(Extracted records)
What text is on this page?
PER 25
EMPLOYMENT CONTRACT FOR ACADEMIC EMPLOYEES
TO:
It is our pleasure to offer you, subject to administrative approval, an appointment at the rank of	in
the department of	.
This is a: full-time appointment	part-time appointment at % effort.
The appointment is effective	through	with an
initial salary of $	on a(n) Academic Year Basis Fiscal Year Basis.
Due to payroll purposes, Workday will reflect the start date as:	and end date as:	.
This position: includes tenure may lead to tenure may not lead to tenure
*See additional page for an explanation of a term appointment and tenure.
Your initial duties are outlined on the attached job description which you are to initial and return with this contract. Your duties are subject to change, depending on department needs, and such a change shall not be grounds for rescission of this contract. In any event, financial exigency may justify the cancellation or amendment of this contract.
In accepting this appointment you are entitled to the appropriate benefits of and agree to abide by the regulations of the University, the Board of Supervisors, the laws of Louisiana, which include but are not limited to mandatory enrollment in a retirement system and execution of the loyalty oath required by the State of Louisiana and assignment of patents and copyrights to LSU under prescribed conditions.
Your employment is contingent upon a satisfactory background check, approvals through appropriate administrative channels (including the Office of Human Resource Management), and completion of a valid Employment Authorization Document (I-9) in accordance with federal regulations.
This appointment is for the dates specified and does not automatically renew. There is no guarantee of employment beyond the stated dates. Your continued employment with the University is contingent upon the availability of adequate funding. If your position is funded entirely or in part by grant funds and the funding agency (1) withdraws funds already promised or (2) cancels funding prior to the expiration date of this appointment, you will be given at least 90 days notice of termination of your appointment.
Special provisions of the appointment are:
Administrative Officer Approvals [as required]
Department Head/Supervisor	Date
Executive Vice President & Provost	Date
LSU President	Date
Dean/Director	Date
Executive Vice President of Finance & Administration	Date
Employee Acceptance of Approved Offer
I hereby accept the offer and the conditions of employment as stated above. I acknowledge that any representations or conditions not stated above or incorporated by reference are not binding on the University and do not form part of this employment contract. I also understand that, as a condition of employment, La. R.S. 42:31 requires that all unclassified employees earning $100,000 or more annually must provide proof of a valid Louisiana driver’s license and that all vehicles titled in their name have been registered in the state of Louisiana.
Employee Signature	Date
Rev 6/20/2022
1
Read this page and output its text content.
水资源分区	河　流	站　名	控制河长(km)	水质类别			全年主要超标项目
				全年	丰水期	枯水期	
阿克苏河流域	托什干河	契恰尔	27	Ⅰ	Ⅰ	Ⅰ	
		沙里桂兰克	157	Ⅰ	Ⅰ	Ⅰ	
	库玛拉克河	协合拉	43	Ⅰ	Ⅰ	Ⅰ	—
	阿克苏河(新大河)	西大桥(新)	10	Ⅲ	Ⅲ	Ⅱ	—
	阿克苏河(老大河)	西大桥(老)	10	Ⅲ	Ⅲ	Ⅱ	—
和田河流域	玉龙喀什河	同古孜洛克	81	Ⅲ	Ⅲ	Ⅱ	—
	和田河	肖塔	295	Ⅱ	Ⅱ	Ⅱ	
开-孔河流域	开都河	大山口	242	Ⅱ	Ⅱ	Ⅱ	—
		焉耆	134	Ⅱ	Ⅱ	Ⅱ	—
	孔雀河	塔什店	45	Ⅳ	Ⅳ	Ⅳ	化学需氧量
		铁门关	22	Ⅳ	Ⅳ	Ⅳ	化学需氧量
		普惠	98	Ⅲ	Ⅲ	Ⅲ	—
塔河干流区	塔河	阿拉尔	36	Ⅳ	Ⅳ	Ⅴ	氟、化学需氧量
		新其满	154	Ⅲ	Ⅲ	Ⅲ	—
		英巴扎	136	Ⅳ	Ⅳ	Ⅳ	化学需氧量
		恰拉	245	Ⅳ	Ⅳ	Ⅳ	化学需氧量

> **TASK REQUIREMENTS**:
Extract the whole listing, character for character.

> **THE COMPLETED TASK**:
What text is on this page?
PER 25
EMPLOYMENT CONTRACT FOR ACADEMIC EMPLOYEES
TO:
It is our pleasure to offer you, subject to administrative approval, an appointment at the rank of	in
the department of	.
This is a: full-time appointment	part-time appointment at % effort.
The appointment is effective	through	with an
initial salary of $	on a(n) Academic Year Basis Fiscal Year Basis.
Due to payroll purposes, Workday will reflect the start date as:	and end date as:	.
This position: includes tenure may lead to tenure may not lead to tenure
*See additional page for an explanation of a term appointment and tenure.
Your initial duties are outlined on the attached job description which you are to initial and return with this contract. Your duties are subject to change, depending on department needs, and such a change shall not be grounds for rescission of this contract. In any event, financial exigency may justify the cancellation or amendment of this contract.
In accepting this appointment you are entitled to the appropriate benefits of and agree to abide by the regulations of the University, the Board of Supervisors, the laws of Louisiana, which include but are not limited to mandatory enrollment in a retirement system and execution of the loyalty oath required by the State of Louisiana and assignment of patents and copyrights to LSU under prescribed conditions.
Your employment is contingent upon a satisfactory background check, approvals through appropriate administrative channels (including the Office of Human Resource Management), and completion of a valid Employment Authorization Document (I-9) in accordance with federal regulations.
This appointment is for the dates specified and does not automatically renew. There is no guarantee of employment beyond the stated dates. Your continued employment with the University is contingent upon the availability of adequate funding. If your position is funded entirely or in part by grant funds and the funding agency (1) withdraws funds already promised or (2) cancels funding prior to the expiration date of this appointment, you will be given at least 90 days notice of termination of your appointment.
Special provisions of the appointment are:
Administrative Officer Approvals [as required]
Department Head/Supervisor	Date
Executive Vice President & Provost	Date
LSU President	Date
Dean/Director	Date
Executive Vice President of Finance & Administration	Date
Employee Acceptance of Approved Offer
I hereby accept the offer and the conditions of employment as stated above. I acknowledge that any representations or conditions not stated above or incorporated by reference are not binding on the University and do not form part of this employment contract. I also understand that, as a condition of employment, La. R.S. 42:31 requires that all unclassified employees earning $100,000 or more annually must provide proof of a valid Louisiana driver’s license and that all vehicles titled in their name have been registered in the state of Louisiana.
Employee Signature	Date
Rev 6/20/2022
1
Read this page and output its text content.
水资源分区	河　流	站　名	控制河长(km)	水质类别			全年主要超标项目
				全年	丰水期	枯水期	
阿克苏河流域	托什干河	契恰尔	27	Ⅰ	Ⅰ	Ⅰ	
		沙里桂兰克	157	Ⅰ	Ⅰ	Ⅰ	
	库玛拉克河	协合拉	43	Ⅰ	Ⅰ	Ⅰ	—
	阿克苏河(新大河)	西大桥(新)	10	Ⅲ	Ⅲ	Ⅱ	—
	阿克苏河(老大河)	西大桥(老)	10	Ⅲ	Ⅲ	Ⅱ	—
和田河流域	玉龙喀什河	同古孜洛克	81	Ⅲ	Ⅲ	Ⅱ	—
	和田河	肖塔	295	Ⅱ	Ⅱ	Ⅱ	
开-孔河流域	开都河	大山口	242	Ⅱ	Ⅱ	Ⅱ	—
		焉耆	134	Ⅱ	Ⅱ	Ⅱ	—
	孔雀河	塔什店	45	Ⅳ	Ⅳ	Ⅳ	化学需氧量
		铁门关	22	Ⅳ	Ⅳ	Ⅳ	化学需氧量
		普惠	98	Ⅲ	Ⅲ	Ⅲ	—
塔河干流区	塔河	阿拉尔	36	Ⅳ	Ⅳ	Ⅴ	氟、化学需氧量
		新其满	154	Ⅲ	Ⅲ	Ⅲ	—
		英巴扎	136	Ⅳ	Ⅳ	Ⅳ	化学需氧量
		恰拉	245	Ⅳ	Ⅳ	Ⅳ	化学需氧量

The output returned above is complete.